### INSTRUCTIONS:
A - Copy the records word for word, beginning with their first line and continuing through the line containing "satellite-imagery[interactable] — [0, 0, 1024, 577]".
B - Continue the text on the Dinner Church Collective's resources from where it stops.

### TEXT SEGMENT:
- - - - -

One of the key passions of the Dinner Church Collective is to share the model of ministry that has worked to serve communities. If you’re a minister interested in learning how this fresh, adaptive approach to ministry might work, or if you’re just excited to learn more about this model, this news is for you. There are new resources from the collective, including books, videos, leadership resources and training tools, available here.
The Dinner Church Collective takes ministry back to its roots of service and incarnation, practicing church as an act of love for the needy in our communities. If you’re in the Seattle area, you might have already signed up for the sold-out May or June training sessions, but if not—make sure to visit to sign up for the October session here.
What are the resources?
Dinner Church: Building Bridges by Breaking Bread
Christianity is the greatest rescue project the world has ever seen. Yet, many churches across America are shrinking instead of growing. (Available here).
The Dinner Church Handbook: A Step-by-Step Recipe for Community Evangelism
With church attendance nationwide declining at an alarming rate, it’s increasingly clear that something must change. (Available here).

- - - - -

### PROVIDED MATERIAL:
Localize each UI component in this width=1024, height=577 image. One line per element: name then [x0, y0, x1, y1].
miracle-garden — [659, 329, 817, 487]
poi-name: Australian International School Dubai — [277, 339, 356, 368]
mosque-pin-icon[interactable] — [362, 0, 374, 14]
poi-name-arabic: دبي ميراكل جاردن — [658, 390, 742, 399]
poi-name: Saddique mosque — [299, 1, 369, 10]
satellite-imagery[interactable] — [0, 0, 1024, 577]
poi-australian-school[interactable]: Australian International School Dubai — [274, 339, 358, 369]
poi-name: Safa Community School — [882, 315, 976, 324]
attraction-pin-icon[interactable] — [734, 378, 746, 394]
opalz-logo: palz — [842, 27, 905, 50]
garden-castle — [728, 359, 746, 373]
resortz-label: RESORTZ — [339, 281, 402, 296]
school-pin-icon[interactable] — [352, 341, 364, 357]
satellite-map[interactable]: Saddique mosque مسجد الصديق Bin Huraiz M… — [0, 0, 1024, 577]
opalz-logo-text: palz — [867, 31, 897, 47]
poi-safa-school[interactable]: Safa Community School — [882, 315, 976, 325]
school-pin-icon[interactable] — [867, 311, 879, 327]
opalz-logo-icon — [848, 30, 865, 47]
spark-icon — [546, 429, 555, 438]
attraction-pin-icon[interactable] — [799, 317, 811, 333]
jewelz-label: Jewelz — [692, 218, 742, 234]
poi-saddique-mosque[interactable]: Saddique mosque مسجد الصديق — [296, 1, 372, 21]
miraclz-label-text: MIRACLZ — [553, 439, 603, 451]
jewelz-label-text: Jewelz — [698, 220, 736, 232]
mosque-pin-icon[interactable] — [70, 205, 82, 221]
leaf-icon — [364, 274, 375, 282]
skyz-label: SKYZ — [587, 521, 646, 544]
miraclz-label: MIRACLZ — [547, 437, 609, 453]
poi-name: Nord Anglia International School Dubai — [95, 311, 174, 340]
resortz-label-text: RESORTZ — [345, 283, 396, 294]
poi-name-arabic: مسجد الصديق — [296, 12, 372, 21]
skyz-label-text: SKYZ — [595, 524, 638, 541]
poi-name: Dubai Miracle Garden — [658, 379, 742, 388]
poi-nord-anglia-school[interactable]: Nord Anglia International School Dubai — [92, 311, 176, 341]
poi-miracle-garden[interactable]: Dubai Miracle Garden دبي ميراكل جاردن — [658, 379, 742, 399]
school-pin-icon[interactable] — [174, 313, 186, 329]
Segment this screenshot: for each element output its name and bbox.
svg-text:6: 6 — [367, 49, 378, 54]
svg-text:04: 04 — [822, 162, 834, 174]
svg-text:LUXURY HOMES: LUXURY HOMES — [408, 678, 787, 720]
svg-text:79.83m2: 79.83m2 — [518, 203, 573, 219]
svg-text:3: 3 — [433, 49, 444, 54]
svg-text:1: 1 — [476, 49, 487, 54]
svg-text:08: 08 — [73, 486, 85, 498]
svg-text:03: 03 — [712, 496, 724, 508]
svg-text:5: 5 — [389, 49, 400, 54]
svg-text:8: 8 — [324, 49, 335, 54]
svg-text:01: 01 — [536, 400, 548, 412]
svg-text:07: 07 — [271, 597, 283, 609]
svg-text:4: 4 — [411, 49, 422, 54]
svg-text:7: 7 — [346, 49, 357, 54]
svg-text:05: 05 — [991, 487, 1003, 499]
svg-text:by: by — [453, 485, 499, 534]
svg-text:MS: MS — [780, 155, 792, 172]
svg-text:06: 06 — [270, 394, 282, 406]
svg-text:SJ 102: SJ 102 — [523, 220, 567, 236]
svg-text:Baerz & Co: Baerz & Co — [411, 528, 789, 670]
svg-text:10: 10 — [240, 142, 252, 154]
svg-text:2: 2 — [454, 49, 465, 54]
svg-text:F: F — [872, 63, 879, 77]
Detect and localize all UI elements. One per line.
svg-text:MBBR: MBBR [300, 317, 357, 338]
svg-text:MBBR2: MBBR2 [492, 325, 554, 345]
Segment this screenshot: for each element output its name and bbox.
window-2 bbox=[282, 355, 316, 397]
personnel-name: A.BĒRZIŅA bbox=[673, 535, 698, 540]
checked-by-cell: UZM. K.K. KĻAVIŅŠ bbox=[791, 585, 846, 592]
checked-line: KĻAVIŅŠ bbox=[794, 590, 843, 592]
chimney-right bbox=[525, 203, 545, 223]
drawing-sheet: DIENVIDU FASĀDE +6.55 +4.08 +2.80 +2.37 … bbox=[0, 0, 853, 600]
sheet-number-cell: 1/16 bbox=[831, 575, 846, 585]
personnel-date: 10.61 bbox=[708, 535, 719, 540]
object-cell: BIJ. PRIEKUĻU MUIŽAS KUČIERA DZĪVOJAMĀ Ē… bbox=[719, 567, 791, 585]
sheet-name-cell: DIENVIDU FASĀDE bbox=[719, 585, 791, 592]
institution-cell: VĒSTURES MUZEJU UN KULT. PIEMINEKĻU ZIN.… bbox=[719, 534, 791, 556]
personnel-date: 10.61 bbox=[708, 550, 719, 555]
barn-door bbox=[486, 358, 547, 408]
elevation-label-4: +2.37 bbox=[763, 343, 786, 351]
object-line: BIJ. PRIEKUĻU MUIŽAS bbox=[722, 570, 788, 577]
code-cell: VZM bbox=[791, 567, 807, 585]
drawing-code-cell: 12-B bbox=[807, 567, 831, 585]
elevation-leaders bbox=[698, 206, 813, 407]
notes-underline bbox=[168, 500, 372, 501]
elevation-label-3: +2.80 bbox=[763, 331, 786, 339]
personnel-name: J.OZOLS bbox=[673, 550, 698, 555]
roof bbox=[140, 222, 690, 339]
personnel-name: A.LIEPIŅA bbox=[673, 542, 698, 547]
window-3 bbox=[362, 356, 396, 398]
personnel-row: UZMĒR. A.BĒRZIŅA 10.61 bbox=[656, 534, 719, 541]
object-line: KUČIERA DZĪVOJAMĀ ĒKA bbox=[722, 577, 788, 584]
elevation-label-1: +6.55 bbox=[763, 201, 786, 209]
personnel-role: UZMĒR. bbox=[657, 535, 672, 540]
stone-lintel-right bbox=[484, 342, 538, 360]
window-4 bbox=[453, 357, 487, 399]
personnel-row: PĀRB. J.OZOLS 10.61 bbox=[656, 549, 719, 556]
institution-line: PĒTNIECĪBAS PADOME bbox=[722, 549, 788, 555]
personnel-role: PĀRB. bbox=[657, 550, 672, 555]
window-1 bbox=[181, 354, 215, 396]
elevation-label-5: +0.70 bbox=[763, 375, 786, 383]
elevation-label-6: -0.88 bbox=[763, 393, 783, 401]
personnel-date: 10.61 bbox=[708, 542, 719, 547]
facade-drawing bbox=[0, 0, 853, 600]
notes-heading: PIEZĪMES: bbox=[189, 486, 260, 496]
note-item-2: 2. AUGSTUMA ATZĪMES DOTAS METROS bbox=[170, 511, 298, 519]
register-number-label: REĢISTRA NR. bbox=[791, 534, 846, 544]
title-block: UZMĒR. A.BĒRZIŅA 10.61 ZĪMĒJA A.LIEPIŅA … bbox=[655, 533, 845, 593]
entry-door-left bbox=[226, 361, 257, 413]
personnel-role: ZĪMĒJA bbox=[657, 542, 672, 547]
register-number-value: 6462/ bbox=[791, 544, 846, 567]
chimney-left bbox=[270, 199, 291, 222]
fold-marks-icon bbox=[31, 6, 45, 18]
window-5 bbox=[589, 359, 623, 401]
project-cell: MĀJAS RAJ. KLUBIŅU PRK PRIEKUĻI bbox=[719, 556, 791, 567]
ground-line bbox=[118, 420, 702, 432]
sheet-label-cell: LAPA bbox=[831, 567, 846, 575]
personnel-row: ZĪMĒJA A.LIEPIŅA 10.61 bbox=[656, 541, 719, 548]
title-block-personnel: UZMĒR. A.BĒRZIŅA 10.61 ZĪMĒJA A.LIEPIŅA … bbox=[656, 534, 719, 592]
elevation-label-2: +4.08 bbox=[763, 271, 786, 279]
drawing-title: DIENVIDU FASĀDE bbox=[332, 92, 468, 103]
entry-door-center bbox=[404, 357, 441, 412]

- - - - -

### EXERCISE ANSWERS:
A -
Localize each UI component in this width=1024, height=577 image. One line per element: name then [x0, y0, x1, y1].
miracle-garden — [659, 329, 817, 487]
poi-name: Australian International School Dubai — [277, 339, 356, 368]
mosque-pin-icon[interactable] — [362, 0, 374, 14]
poi-name-arabic: دبي ميراكل جاردن — [658, 390, 742, 399]
poi-name: Saddique mosque — [299, 1, 369, 10]
satellite-imagery[interactable] — [0, 0, 1024, 577]

B -
Welcome to Dinner, Church
Church was not always done the way we do it. There was a time when Christians gathered around tables, included the strangers and the poor, ate together, and talked about Jesus. (Available here).
Welcome to Dinner, Church (Companion Video Series)
Church was not always done the way we do it. There was a time when Christians gathered around tables, included the strangers and the poor, ate together, and talked about Jesus. (Available here).
Why the Dinner Church?
Innumerable people live in need or isolation, but they aren’t interested in the traditional church. They’re ready for a fresh expression, an incarnational approach that meets them where they are. People need food, and they need company. That’s why the Dinner Church exists, to step into the need that exists in our neighborhoods for the love and power of Jesus. Ever notice how much of Jesus’s ministry is done at a table?
Interestingly, Jesus’ dinner table theology still works today. There is something very powerful that occurs in lonely people when they are invited to a table full of food that Christ paid for. Many church leaders are finding that when they start serving a Jesus dinner, the room starts to fill up with more isolated people, strangers, and seculars than they have seen in decades. In so doing, a divine spark starts to occur that can only be explained by Revelation 3:20, which makes it clear that Jesus still likes having dinner with sinners. He just needs his followers to set the table.
This is the essence of Fresh Expressions, the expression of incarnational ministry. When people are being fed, being welcomed to a table and cared for, then there is a platform for community, and those who may not know Jesus have an opportunity to learn more. That’s what it’s all about.
This is the essence of Fresh Expressions, the expression of incarnational ministry.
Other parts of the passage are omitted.